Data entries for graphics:
* * *
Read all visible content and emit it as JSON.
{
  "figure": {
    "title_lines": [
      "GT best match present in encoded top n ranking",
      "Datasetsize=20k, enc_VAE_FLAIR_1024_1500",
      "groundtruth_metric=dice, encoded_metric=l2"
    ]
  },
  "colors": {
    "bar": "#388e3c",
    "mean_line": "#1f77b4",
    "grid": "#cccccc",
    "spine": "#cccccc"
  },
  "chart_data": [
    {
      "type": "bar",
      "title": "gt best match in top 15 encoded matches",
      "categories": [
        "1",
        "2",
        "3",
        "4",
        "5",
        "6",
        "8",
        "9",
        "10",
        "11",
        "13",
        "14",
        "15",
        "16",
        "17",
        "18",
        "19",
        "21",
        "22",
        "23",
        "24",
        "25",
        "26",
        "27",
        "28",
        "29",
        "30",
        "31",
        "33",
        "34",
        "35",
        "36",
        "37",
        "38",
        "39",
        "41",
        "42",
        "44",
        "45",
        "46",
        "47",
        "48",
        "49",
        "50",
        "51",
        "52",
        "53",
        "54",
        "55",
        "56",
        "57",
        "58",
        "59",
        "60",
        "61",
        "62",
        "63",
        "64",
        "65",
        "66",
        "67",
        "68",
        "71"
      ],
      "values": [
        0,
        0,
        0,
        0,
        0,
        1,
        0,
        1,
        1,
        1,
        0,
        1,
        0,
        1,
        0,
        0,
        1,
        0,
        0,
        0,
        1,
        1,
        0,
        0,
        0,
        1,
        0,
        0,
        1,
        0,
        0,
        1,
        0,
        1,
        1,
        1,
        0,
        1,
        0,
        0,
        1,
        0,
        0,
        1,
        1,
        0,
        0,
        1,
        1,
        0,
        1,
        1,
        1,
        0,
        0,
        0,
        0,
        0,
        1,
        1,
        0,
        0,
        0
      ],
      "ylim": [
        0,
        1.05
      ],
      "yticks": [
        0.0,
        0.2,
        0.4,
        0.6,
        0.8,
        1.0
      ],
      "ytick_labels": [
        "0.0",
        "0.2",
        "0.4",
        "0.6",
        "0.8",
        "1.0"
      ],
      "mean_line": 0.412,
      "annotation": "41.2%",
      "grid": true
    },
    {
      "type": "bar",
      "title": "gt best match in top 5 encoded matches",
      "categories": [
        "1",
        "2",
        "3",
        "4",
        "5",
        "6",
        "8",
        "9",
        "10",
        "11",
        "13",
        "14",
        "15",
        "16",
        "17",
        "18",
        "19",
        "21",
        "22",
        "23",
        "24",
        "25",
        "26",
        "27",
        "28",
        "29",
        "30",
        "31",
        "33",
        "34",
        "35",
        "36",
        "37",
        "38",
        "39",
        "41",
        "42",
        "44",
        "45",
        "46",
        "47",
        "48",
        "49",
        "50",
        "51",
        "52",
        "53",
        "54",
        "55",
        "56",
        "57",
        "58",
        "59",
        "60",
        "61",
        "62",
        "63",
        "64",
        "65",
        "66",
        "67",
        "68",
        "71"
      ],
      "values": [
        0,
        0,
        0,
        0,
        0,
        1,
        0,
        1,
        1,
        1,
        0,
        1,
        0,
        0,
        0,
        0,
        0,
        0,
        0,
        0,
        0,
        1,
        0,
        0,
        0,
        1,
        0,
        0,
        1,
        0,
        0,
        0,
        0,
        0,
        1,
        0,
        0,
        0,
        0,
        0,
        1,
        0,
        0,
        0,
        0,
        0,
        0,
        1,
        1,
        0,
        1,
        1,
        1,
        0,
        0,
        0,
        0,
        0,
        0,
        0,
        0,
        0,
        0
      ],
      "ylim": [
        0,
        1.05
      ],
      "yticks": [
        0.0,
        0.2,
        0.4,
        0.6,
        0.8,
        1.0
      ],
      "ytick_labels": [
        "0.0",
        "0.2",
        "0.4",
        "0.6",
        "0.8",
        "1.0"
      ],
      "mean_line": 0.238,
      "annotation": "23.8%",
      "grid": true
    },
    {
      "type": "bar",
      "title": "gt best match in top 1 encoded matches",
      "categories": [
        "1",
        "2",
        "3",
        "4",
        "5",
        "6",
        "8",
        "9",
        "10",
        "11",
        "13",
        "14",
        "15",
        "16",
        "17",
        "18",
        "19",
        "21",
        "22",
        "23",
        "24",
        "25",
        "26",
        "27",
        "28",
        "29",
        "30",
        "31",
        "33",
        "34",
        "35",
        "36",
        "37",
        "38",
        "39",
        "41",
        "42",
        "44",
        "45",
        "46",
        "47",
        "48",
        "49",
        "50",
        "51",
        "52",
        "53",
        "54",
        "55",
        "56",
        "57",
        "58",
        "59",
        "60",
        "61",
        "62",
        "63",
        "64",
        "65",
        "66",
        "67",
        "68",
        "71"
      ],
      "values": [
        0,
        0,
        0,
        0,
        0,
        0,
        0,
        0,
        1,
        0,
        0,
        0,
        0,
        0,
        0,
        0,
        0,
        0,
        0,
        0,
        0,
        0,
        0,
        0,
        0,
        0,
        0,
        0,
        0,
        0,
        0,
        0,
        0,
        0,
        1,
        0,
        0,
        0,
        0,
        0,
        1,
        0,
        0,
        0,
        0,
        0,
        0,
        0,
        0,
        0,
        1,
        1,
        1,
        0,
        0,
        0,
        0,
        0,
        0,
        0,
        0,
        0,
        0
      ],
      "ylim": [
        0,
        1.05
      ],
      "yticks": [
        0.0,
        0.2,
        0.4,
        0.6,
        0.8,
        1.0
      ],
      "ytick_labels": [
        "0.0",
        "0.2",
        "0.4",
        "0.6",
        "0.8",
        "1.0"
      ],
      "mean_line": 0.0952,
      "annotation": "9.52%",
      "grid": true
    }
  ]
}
* * *
DO THIS: Copy out the whole listing exactly.

THE RESPONSE:
Read all visible content and emit it as JSON.
{
  "figure": {
    "title_lines": [
      "GT best match present in encoded top n ranking",
      "Datasetsize=20k, enc_VAE_FLAIR_1024_1500",
      "groundtruth_metric=dice, encoded_metric=l2"
    ]
  },
  "colors": {
    "bar": "#388e3c",
    "mean_line": "#1f77b4",
    "grid": "#cccccc",
    "spine": "#cccccc"
  },
  "chart_data": [
    {
      "type": "bar",
      "title": "gt best match in top 15 encoded matches",
      "categories": [
        "1",
        "2",
        "3",
        "4",
        "5",
        "6",
        "8",
        "9",
        "10",
        "11",
        "13",
        "14",
        "15",
        "16",
        "17",
        "18",
        "19",
        "21",
        "22",
        "23",
        "24",
        "25",
        "26",
        "27",
        "28",
        "29",
        "30",
        "31",
        "33",
        "34",
        "35",
        "36",
        "37",
        "38",
        "39",
        "41",
        "42",
        "44",
        "45",
        "46",
        "47",
        "48",
        "49",
        "50",
        "51",
        "52",
        "53",
        "54",
        "55",
        "56",
        "57",
        "58",
        "59",
        "60",
        "61",
        "62",
        "63",
        "64",
        "65",
        "66",
        "67",
        "68",
        "71"
      ],
      "values": [
        0,
        0,
        0,
        0,
        0,
        1,
        0,
        1,
        1,
        1,
        0,
        1,
        0,
        1,
        0,
        0,
        1,
        0,
        0,
        0,
        1,
        1,
        0,
        0,
        0,
        1,
        0,
        0,
        1,
        0,
        0,
        1,
        0,
        1,
        1,
        1,
        0,
        1,
        0,
        0,
        1,
        0,
        0,
        1,
        1,
        0,
        0,
        1,
        1,
        0,
        1,
        1,
        1,
        0,
        0,
        0,
        0,
        0,
        1,
        1,
        0,
        0,
        0
      ],
      "ylim": [
        0,
        1.05
      ],
      "yticks": [
        0.0,
        0.2,
        0.4,
        0.6,
        0.8,
        1.0
      ],
      "ytick_labels": [
        "0.0",
        "0.2",
        "0.4",
        "0.6",
        "0.8",
        "1.0"
      ],
      "mean_line": 0.412,
      "annotation": "41.2%",
      "grid": true
    },
    {
      "type": "bar",
      "title": "gt best match in top 5 encoded matches",
      "categories": [
        "1",
        "2",
        "3",
        "4",
        "5",
        "6",
        "8",
        "9",
        "10",
        "11",
        "13",
        "14",
        "15",
        "16",
        "17",
        "18",
        "19",
        "21",
        "22",
        "23",
        "24",
        "25",
        "26",
        "27",
        "28",
        "29",
        "30",
        "31",
        "33",
        "34",
        "35",
        "36",
        "37",
        "38",
        "39",
        "41",
        "42",
        "44",
        "45",
        "46",
        "47",
        "48",
        "49",
        "50",
        "51",
        "52",
        "53",
        "54",
        "55",
        "56",
        "57",
        "58",
        "59",
        "60",
        "61",
        "62",
        "63",
        "64",
        "65",
        "66",
        "67",
        "68",
        "71"
      ],
      "values": [
        0,
        0,
        0,
        0,
        0,
        1,
        0,
        1,
        1,
        1,
        0,
        1,
        0,
        0,
        0,
        0,
        0,
        0,
        0,
        0,
        0,
        1,
        0,
        0,
        0,
        1,
        0,
        0,
        1,
        0,
        0,
        0,
        0,
        0,
        1,
        0,
        0,
        0,
        0,
        0,
        1,
        0,
        0,
        0,
        0,
        0,
        0,
        1,
        1,
        0,
        1,
        1,
        1,
        0,
        0,
        0,
        0,
        0,
        0,
        0,
        0,
        0,
        0
      ],
      "ylim": [
        0,
        1.05
      ],
      "yticks": [
        0.0,
        0.2,
        0.4,
        0.6,
        0.8,
        1.0
      ],
      "ytick_labels": [
        "0.0",
        "0.2",
        "0.4",
        "0.6",
        "0.8",
        "1.0"
      ],
      "mean_line": 0.238,
      "annotation": "23.8%",
      "grid": true
    },
    {
      "type": "bar",
      "title": "gt best match in top 1 encoded matches",
      "categories": [
        "1",
        "2",
        "3",
        "4",
        "5",
        "6",
        "8",
        "9",
        "10",
        "11",
        "13",
        "14",
        "15",
        "16",
        "17",
        "18",
        "19",
        "21",
        "22",
        "23",
        "24",
        "25",
        "26",
        "27",
        "28",
        "29",
        "30",
        "31",
        "33",
        "34",
        "35",
        "36",
        "37",
        "38",
        "39",
        "41",
        "42",
        "44",
        "45",
        "46",
        "47",
        "48",
        "49",
        "50",
        "51",
        "52",
        "53",
        "54",
        "55",
        "56",
        "57",
        "58",
        "59",
        "60",
        "61",
        "62",
        "63",
        "64",
        "65",
        "66",
        "67",
        "68",
        "71"
      ],
      "values": [
        0,
        0,
        0,
        0,
        0,
        0,
        0,
        0,
        1,
        0,
        0,
        0,
        0,
        0,
        0,
        0,
        0,
        0,
        0,
        0,
        0,
        0,
        0,
        0,
        0,
        0,
        0,
        0,
        0,
        0,
        0,
        0,
        0,
        0,
        1,
        0,
        0,
        0,
        0,
        0,
        1,
        0,
        0,
        0,
        0,
        0,
        0,
        0,
        0,
        0,
        1,
        1,
        1,
        0,
        0,
        0,
        0,
        0,
        0,
        0,
        0,
        0,
        0
      ],
      "ylim": [
        0,
        1.05
      ],
      "yticks": [
        0.0,
        0.2,
        0.4,
        0.6,
        0.8,
        1.0
      ],
      "ytick_labels": [
        "0.0",
        "0.2",
        "0.4",
        "0.6",
        "0.8",
        "1.0"
      ],
      "mean_line": 0.0952,
      "annotation": "9.52%",
      "grid": true
    }
  ]
}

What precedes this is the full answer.